* [ZITIERTE PASSAGE]:
======

APA, EK – Thomas Dreßen lernt schnell. War er vor einer Woche als Wengen-Fünfter noch überzeugt davon, dass er für Kitzbühel noch zu unerfahren ist, so belehrte er nicht zuletzt sich selbst am Samstag eines Besseren. Der 24-Jährige schnappte sich die Goldene Gams. Cheftrainer Mathias Berthold stellte zum zweiten Mal innerhalb von fünf Auflagen den Streifsieger.
In jeder Abfahrt dieses Winters war Dreßen unter den besten 14, im Dezember in Beaver Creek kam er als Dritter erstmals in seiner Karriere auf das Podest. „Kitzbühel ist Kitzbühel. Es ist DAS Rennen neben Olympia, der Traum eines jedes Abfahrers, dass man da mal vorne mitfährt. Aber das erwarte ich heuer noch nicht, da braucht es schon viel Erfahrung“, hatte Dreßen noch nach dem Lauberhornrennen gemeint.

======

* [GEGEBENE ANGABEN]:
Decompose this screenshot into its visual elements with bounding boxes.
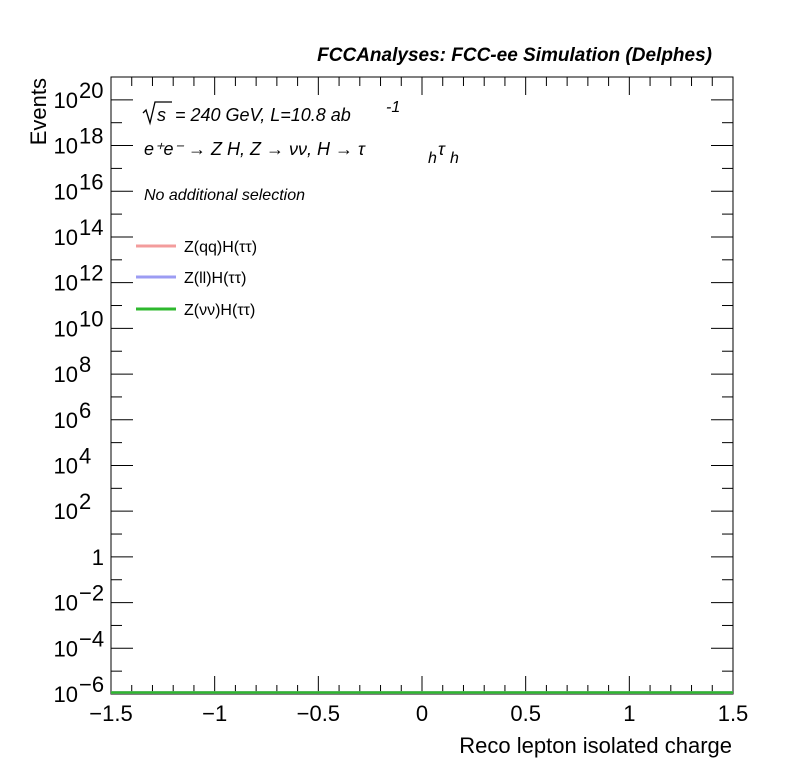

======

* [DEINE AUFGABE]:
Führe den Bericht über Thomas Dreßens Sieg in Kitzbühel im selben Stil fort, beginnend nach seinem letzten Satz.

* [LÖSUNG]:
Deshalb ist auch Berthold beeindruckt vom Lerntempo Dreßens. „Er erinnert mich ein bisschen an den Mayer Matthias, der vielleicht in der Zeit noch einen Schritt vor dem Thomas war.“ Es fehle Dreßen noch an Erfahrung, der DSV will deshalb behutsam vorgehen. „Wir haben für ihn eine klare Marschrichtung, wir geben ihm ein paar Kurven vor, die er beim ersten Training Vollgas fahren muss, und ein paar, wo er einfach ein bissl seine Linie testen kann. Das hat er durchgeführt wie einer, der schon zehn Jahre in Kitzbühel ist. Klasse, was er in seinem Alter schon macht“, sagte der frühere ÖSV-Herren-Rennsportleiter, unter dessen Führung 2014 Hannes Reichelt die Kitzbühel-Abfahrt gewann.
In Kitzbühel, nach dem Super-G am Freitag mit den Deutschen Andreas Sander auf acht, Dreßen auf 15 und Josef Ferstl auf 18 habe man sich bei der Besprechung darauf geeinigt, dass in der Abfahrt die Körpersprache offensiver und aggressiver sein sollte, erklärte Berthold.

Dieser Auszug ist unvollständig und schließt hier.